SET PROBLEM: Switch "board-square" to "chess-tile" in the entries from the line with "Localize each UI" up to and including the line with "board-square[interactable] — [465, 449, 562, 493]", and write out only those lines again with nothing else changed. Leave the pictures out of your answer.

ENTRIES SUPPLIED:
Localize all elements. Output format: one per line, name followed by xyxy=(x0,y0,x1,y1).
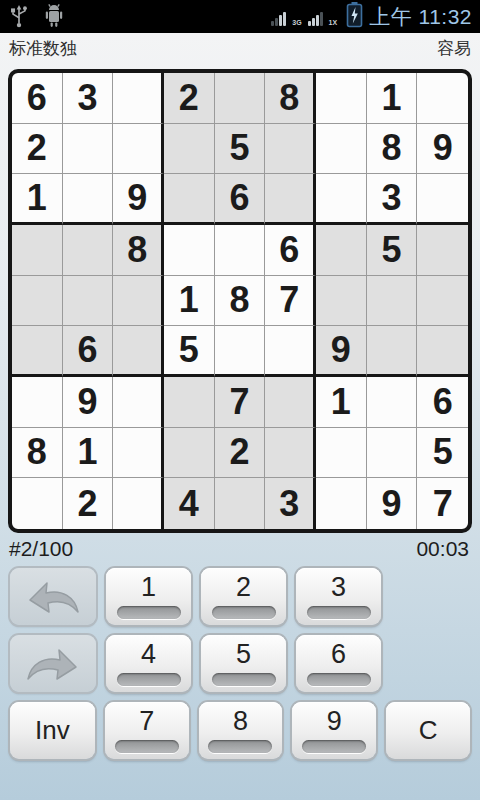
--
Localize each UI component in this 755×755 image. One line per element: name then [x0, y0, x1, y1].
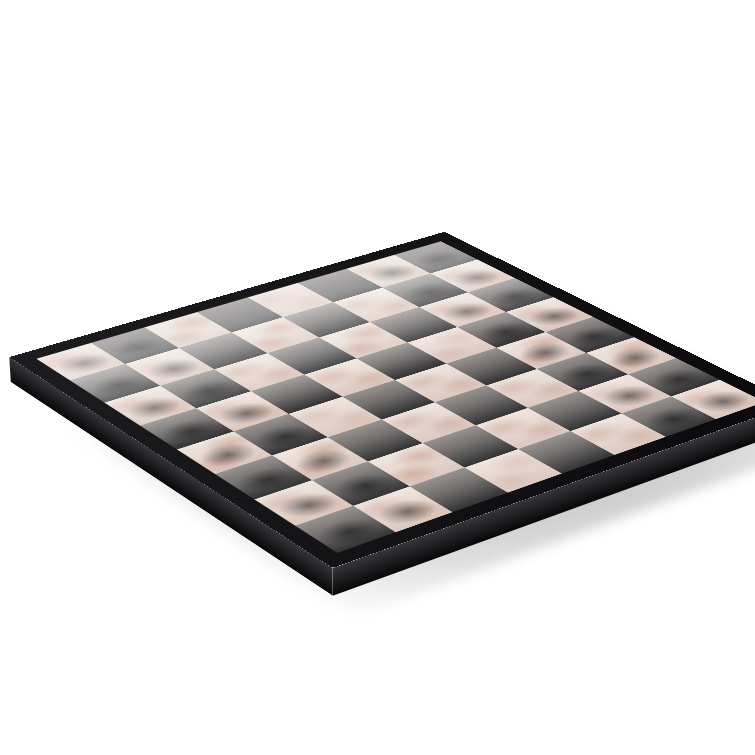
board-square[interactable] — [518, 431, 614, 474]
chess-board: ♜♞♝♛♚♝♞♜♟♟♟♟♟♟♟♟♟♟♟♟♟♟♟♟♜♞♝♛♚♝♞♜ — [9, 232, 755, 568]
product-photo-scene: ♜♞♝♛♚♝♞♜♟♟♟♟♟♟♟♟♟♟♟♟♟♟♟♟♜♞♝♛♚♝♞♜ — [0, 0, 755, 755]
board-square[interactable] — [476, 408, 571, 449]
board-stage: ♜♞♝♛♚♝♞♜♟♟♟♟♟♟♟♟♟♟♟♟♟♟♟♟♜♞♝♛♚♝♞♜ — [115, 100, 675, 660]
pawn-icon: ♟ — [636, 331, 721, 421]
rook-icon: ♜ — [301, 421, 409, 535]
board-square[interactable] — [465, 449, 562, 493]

RESPONSE BELOW:
Localize each UI component in this 755×755 image. One line per element: name then [x0, y0, x1, y1].
chess-tile[interactable] — [518, 431, 614, 474]
chess-board: ♜♞♝♛♚♝♞♜♟♟♟♟♟♟♟♟♟♟♟♟♟♟♟♟♜♞♝♛♚♝♞♜ — [9, 232, 755, 568]
product-photo-scene: ♜♞♝♛♚♝♞♜♟♟♟♟♟♟♟♟♟♟♟♟♟♟♟♟♜♞♝♛♚♝♞♜ — [0, 0, 755, 755]
chess-tile[interactable] — [476, 408, 571, 449]
board-stage: ♜♞♝♛♚♝♞♜♟♟♟♟♟♟♟♟♟♟♟♟♟♟♟♟♜♞♝♛♚♝♞♜ — [115, 100, 675, 660]
pawn-icon: ♟ — [636, 331, 721, 421]
rook-icon: ♜ — [301, 421, 409, 535]
chess-tile[interactable] — [465, 449, 562, 493]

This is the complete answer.